- _The problem_
Report every line in the listing that contains the string "foydalanish".

------ Exercise inputs

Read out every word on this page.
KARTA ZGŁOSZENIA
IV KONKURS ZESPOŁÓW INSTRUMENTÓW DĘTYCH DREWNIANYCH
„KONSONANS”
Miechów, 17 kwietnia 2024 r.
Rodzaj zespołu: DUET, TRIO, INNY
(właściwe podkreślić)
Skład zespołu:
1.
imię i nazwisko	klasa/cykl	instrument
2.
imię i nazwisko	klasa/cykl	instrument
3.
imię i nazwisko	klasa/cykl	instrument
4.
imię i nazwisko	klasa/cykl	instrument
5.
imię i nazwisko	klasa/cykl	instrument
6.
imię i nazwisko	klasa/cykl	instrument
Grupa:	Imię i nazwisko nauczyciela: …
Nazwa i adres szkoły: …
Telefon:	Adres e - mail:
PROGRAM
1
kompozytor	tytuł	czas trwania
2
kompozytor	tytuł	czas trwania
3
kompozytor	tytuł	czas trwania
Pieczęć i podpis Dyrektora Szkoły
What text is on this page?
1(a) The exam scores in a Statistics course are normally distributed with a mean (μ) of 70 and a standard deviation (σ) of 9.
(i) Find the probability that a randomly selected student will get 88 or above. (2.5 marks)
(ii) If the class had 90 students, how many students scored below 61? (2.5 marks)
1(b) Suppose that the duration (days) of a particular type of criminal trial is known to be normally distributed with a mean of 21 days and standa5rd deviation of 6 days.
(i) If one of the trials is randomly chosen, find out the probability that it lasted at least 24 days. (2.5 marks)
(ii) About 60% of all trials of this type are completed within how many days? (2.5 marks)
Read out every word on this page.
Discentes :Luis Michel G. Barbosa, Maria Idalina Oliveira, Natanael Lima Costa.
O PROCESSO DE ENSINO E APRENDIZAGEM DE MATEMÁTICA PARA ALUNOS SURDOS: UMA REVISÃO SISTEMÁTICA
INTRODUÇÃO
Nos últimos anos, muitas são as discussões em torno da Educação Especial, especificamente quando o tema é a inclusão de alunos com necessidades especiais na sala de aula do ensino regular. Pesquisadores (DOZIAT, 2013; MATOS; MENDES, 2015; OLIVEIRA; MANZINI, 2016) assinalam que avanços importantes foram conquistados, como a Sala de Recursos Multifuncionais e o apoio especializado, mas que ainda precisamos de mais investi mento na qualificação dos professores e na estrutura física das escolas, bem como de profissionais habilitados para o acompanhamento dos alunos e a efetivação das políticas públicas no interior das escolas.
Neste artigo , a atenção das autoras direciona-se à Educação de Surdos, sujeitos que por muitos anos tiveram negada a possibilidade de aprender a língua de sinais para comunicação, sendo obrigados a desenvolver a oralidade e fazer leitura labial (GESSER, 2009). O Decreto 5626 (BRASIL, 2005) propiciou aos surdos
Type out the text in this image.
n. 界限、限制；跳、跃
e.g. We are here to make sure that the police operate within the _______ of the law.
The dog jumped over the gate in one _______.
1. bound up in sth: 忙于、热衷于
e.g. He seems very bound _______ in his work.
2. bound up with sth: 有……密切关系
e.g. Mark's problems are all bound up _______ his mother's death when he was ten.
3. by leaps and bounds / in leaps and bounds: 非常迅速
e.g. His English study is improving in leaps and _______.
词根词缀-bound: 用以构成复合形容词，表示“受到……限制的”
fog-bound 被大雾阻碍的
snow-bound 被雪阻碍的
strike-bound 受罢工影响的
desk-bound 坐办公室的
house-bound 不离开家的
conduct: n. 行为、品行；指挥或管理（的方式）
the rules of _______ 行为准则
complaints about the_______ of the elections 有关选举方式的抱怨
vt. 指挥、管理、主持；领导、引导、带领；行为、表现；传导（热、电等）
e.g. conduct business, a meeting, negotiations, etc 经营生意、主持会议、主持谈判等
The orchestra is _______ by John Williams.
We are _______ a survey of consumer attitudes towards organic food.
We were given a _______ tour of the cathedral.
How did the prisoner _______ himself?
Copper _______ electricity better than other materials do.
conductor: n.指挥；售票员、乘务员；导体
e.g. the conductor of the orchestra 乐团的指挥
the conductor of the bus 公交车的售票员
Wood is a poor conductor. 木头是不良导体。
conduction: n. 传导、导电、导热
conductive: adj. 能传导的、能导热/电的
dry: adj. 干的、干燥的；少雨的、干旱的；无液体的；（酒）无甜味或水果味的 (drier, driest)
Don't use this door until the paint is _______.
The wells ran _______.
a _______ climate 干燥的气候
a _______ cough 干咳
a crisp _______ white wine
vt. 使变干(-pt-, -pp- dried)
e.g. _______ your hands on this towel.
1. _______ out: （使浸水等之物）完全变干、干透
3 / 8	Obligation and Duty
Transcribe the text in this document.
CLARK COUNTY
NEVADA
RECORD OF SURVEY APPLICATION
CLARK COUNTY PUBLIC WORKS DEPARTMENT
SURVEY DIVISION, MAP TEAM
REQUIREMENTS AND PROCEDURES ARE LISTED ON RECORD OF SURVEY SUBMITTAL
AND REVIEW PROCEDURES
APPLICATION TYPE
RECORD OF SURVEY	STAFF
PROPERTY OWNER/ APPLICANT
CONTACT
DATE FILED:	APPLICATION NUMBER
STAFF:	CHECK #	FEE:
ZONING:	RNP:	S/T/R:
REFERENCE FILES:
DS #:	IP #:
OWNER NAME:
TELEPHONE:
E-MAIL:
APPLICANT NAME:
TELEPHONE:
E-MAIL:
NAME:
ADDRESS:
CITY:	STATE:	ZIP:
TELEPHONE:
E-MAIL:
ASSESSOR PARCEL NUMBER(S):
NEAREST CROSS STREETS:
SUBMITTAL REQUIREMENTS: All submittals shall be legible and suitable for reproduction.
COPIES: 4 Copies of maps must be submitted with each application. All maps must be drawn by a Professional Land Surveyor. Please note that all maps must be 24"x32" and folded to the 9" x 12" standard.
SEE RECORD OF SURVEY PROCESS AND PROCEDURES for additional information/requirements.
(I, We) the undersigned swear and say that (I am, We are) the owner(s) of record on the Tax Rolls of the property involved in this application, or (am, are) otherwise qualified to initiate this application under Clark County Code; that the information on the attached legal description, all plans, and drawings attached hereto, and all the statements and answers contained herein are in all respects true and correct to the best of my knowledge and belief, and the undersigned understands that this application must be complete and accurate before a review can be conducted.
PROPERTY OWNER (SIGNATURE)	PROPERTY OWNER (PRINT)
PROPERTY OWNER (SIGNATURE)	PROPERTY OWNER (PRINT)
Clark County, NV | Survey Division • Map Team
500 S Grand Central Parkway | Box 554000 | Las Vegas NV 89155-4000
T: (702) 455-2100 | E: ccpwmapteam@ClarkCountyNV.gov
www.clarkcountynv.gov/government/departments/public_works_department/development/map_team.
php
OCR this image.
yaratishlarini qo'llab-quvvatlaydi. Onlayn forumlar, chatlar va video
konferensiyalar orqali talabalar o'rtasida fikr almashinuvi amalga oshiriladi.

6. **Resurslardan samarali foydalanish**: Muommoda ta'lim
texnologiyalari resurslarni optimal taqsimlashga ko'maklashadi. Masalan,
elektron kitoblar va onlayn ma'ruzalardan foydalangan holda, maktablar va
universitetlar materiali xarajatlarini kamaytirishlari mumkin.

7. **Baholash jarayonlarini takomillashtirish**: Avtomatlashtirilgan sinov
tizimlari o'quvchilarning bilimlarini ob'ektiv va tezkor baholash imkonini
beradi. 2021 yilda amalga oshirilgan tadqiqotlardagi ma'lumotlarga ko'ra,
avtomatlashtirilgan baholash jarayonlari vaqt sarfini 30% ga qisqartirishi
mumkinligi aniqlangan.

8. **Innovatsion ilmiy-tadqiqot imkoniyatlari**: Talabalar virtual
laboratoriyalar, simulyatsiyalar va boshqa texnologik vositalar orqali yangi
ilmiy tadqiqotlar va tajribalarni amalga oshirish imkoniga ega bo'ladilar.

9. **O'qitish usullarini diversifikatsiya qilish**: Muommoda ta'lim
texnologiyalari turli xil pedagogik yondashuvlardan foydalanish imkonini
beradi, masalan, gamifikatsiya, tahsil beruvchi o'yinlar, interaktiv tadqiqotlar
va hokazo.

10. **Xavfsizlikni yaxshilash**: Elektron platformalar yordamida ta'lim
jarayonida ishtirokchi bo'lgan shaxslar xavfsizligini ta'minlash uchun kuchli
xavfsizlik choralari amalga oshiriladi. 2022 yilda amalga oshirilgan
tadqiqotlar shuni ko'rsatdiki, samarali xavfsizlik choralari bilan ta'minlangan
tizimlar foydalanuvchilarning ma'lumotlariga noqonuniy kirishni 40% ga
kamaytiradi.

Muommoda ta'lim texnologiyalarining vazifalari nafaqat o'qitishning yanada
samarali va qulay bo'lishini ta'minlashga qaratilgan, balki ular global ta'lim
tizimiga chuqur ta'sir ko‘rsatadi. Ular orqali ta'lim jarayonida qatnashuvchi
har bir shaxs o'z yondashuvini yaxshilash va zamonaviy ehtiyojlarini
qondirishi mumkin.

------------

- _Solved problem_
6. **Resurslardan samarali foydalanish**: Muommoda ta'lim
texnologiyalari turli xil pedagogik yondashuvlardan foydalanish imkonini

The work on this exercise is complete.